▶ Your task:
Repeat all the material exactly; pictures stay out of your copy.

------ The records

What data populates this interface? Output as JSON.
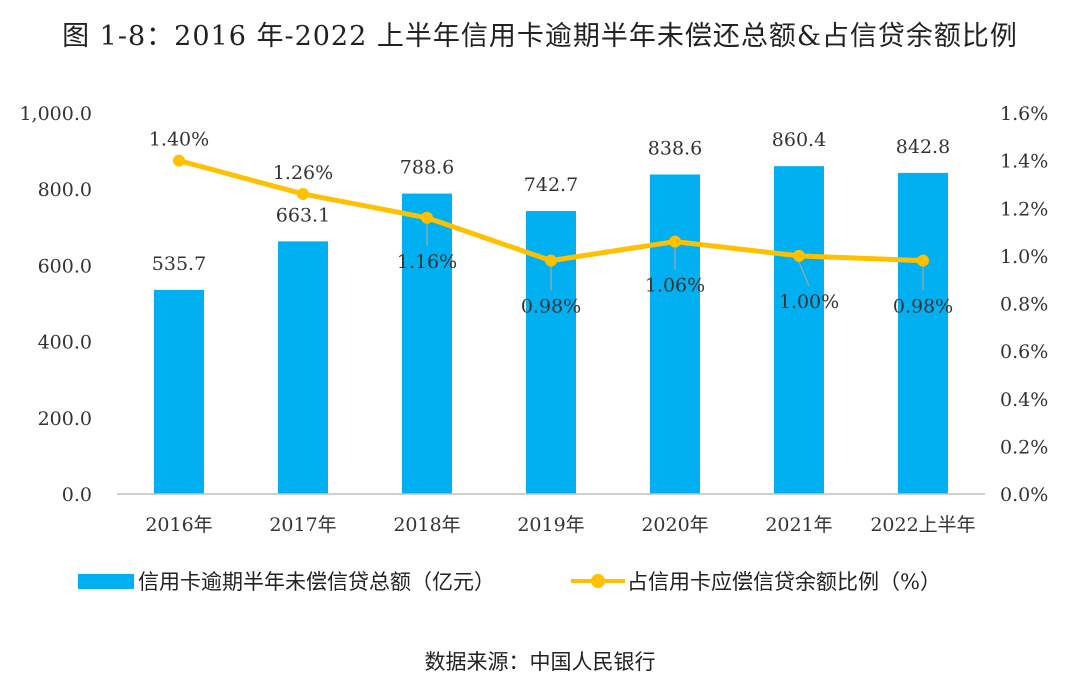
{
  "title": "图 1-8：2016 年-2022 上半年信用卡逾期半年未偿还总额&占信贷余额比例",
  "source": "数据来源：中国人民银行",
  "chart_data": {
    "type": "bar",
    "categories": [
      "2016年",
      "2017年",
      "2018年",
      "2019年",
      "2020年",
      "2021年",
      "2022上半年"
    ],
    "series": [
      {
        "name": "信用卡逾期半年未偿信贷总额（亿元）",
        "type": "bar",
        "axis": "left",
        "color": "#00b0f0",
        "values": [
          535.7,
          663.1,
          788.6,
          742.7,
          838.6,
          860.4,
          842.8
        ],
        "labels": [
          "535.7",
          "663.1",
          "788.6",
          "742.7",
          "838.6",
          "860.4",
          "842.8"
        ]
      },
      {
        "name": "占信用卡应偿信贷余额比例（%）",
        "type": "line",
        "axis": "right",
        "color": "#ffc000",
        "values": [
          1.4,
          1.26,
          1.16,
          0.98,
          1.06,
          1.0,
          0.98
        ],
        "labels": [
          "1.40%",
          "1.26%",
          "1.16%",
          "0.98%",
          "1.06%",
          "1.00%",
          "0.98%"
        ]
      }
    ],
    "y_left": {
      "range": [
        0,
        1000
      ],
      "ticks": [
        0,
        200,
        400,
        600,
        800,
        1000
      ],
      "tick_labels": [
        "0.0",
        "200.0",
        "400.0",
        "600.0",
        "800.0",
        "1,000.0"
      ]
    },
    "y_right": {
      "range": [
        0,
        1.6
      ],
      "ticks": [
        0,
        0.2,
        0.4,
        0.6,
        0.8,
        1.0,
        1.2,
        1.4,
        1.6
      ],
      "tick_labels": [
        "0.0%",
        "0.2%",
        "0.4%",
        "0.6%",
        "0.8%",
        "1.0%",
        "1.2%",
        "1.4%",
        "1.6%"
      ]
    },
    "grid": false,
    "legend_position": "bottom"
  }
}
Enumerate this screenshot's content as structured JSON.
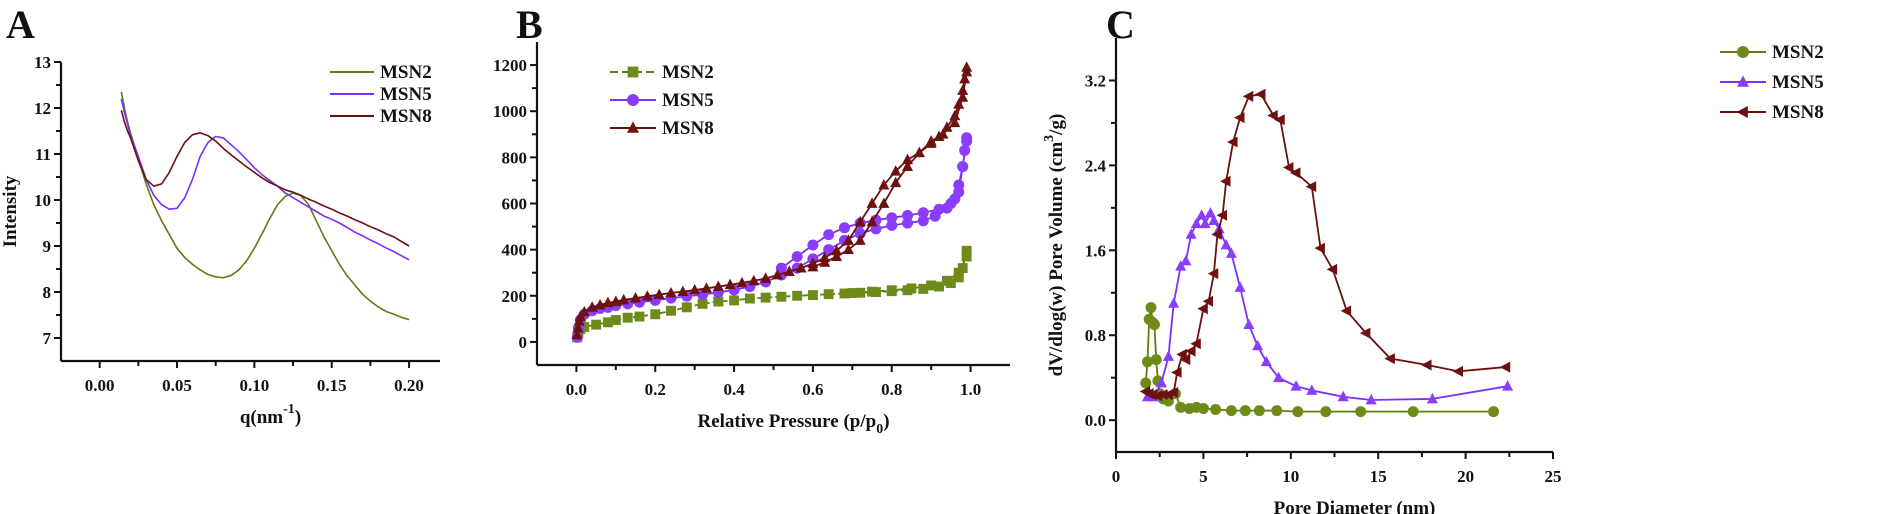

------------

▶ Answer:
What data populates this interface? Output as JSON.
{
  "title": "图 1-8：2016 年-2022 上半年信用卡逾期半年未偿还总额&占信贷余额比例",
  "source": "数据来源：中国人民银行",
  "chart_data": {
    "type": "bar",
    "categories": [
      "2016年",
      "2017年",
      "2018年",
      "2019年",
      "2020年",
      "2021年",
      "2022上半年"
    ],
    "series": [
      {
        "name": "信用卡逾期半年未偿信贷总额（亿元）",
        "type": "bar",
        "axis": "left",
        "color": "#00b0f0",
        "values": [
          535.7,
          663.1,
          788.6,
          742.7,
          838.6,
          860.4,
          842.8
        ],
        "labels": [
          "535.7",
          "663.1",
          "788.6",
          "742.7",
          "838.6",
          "860.4",
          "842.8"
        ]
      },
      {
        "name": "占信用卡应偿信贷余额比例（%）",
        "type": "line",
        "axis": "right",
        "color": "#ffc000",
        "values": [
          1.4,
          1.26,
          1.16,
          0.98,
          1.06,
          1.0,
          0.98
        ],
        "labels": [
          "1.40%",
          "1.26%",
          "1.16%",
          "0.98%",
          "1.06%",
          "1.00%",
          "0.98%"
        ]
      }
    ],
    "y_left": {
      "range": [
        0,
        1000
      ],
      "ticks": [
        0,
        200,
        400,
        600,
        800,
        1000
      ],
      "tick_labels": [
        "0.0",
        "200.0",
        "400.0",
        "600.0",
        "800.0",
        "1,000.0"
      ]
    },
    "y_right": {
      "range": [
        0,
        1.6
      ],
      "ticks": [
        0,
        0.2,
        0.4,
        0.6,
        0.8,
        1.0,
        1.2,
        1.4,
        1.6
      ],
      "tick_labels": [
        "0.0%",
        "0.2%",
        "0.4%",
        "0.6%",
        "0.8%",
        "1.0%",
        "1.2%",
        "1.4%",
        "1.6%"
      ]
    },
    "grid": false,
    "legend_position": "bottom"
  }
}
Enumerate this screenshot's content as structured JSON.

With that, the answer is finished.